>> START Material for this exercise
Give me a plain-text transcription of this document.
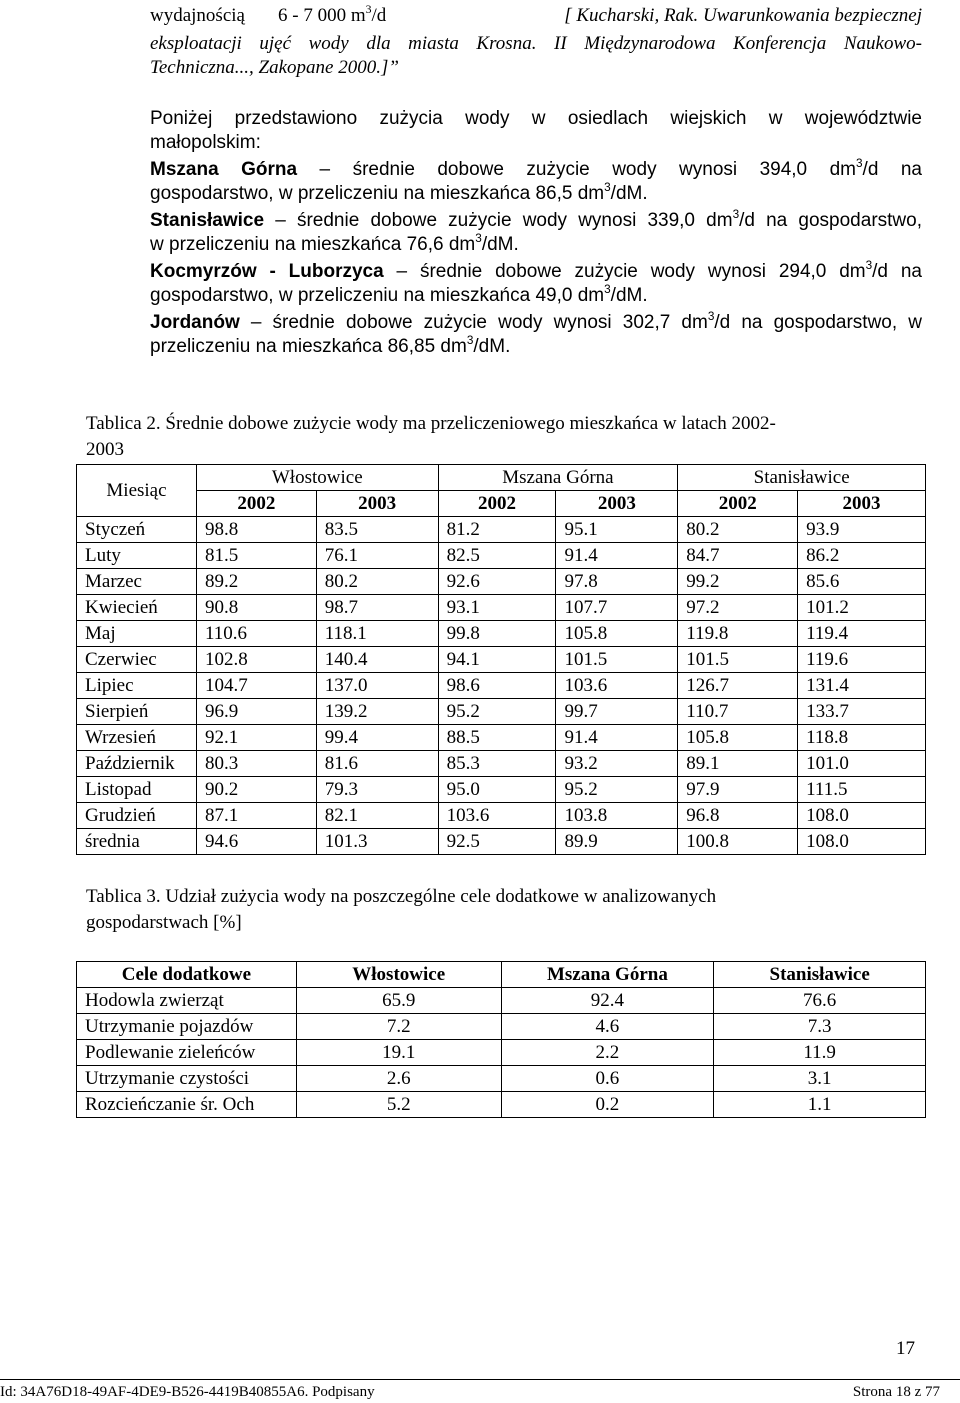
wydajnością 6 - 7 000 $m^3/d$	[ Kucharski, Rak. Uwarunkowania bezpiecznej

eksploatacji ujęć wody dla miasta Krosna. II Międzynarodowa Konferencja Naukowo-

Techniczna..., Zakopane 2000.]”

Poniżej przedstawiono zużycia wody w osiedlach wiejskich w województwie

małopolskim:

Mszana Górna – średnie dobowe zużycie wody wynosi 394,0 $dm^3/d$ na
gospodarstwo, w przeliczeniu na mieszkańca 86,5 $dm^3/dM$.
Stanisławice – średnie dobowe zużycie wody wynosi 339,0 $dm^3/d$ na gospodarstwo,
w przeliczeniu na mieszkańca 76,6 $dm^3/dM$.
Kocmyrzów - Luborzyca – średnie dobowe zużycie wody wynosi 294,0 $dm^3/d$ na
gospodarstwo, w przeliczeniu na mieszkańca 49,0 $dm^3/dM$.
Jordanów – średnie dobowe zużycie wody wynosi 302,7 $dm^3/d$ na gospodarstwo, w
przeliczeniu na mieszkańca 86,85 $dm^3/dM$.

Tablica 2. Średnie dobowe zużycie wody ma przeliczeniowego mieszkańca w latach 2002-

2003

Miesiąc	Włostowice		Mszana Górna		Stanisławice	
	2002	2003	2002	2003	2002	2003
Styczeń	98.8	83.5	81.2	95.1	80.2	93.9
Luty	81.5	76.1	82.5	91.4	84.7	86.2
Marzec	89.2	80.2	92.6	97.8	99.2	85.6
Kwiecień	90.8	98.7	93.1	107.7	97.2	101.2
Maj	110.6	118.1	99.8	105.8	119.8	119.4
Czerwiec	102.8	140.4	94.1	101.5	101.5	119.6
Lipiec	104.7	137.0	98.6	103.6	126.7	131.4
Sierpień	96.9	139.2	95.2	99.7	110.7	133.7
Wrzesień	92.1	99.4	88.5	91.4	105.8	118.8
Październik	80.3	81.6	85.3	93.2	89.1	101.0
Listopad	90.2	79.3	95.0	95.2	97.9	111.5
Grudzień	87.1	82.1	103.6	103.8	96.8	108.0
średnia	94.6	101.3	92.5	89.9	100.8	108.0

Tablica 3. Udział zużycia wody na poszczególne cele dodatkowe w analizowanych

gospodarstwach [%]

Cele dodatkowe	Włostowice	Mszana Górna	Stanisławice
Hodowla zwierząt	65.9	92.4	76.6
Utrzymanie pojazdów	7.2	4.6	7.3
Podlewanie zieleńców	19.1	2.2	11.9
Utrzymanie czystości	2.6	0.6	3.1
Rozcieńczanie śr. Och	5.2	0.2	1.1

17

Id: 34A76D18-49AF-4DE9-B526-4419B40855A6. Podpisany	Strona 18 z 77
>> END Material for this exercise
_Goal of the exercise_
Go over the records above and tally each line that includes "zużycia". Give the total by itself.

_Output for this task_
2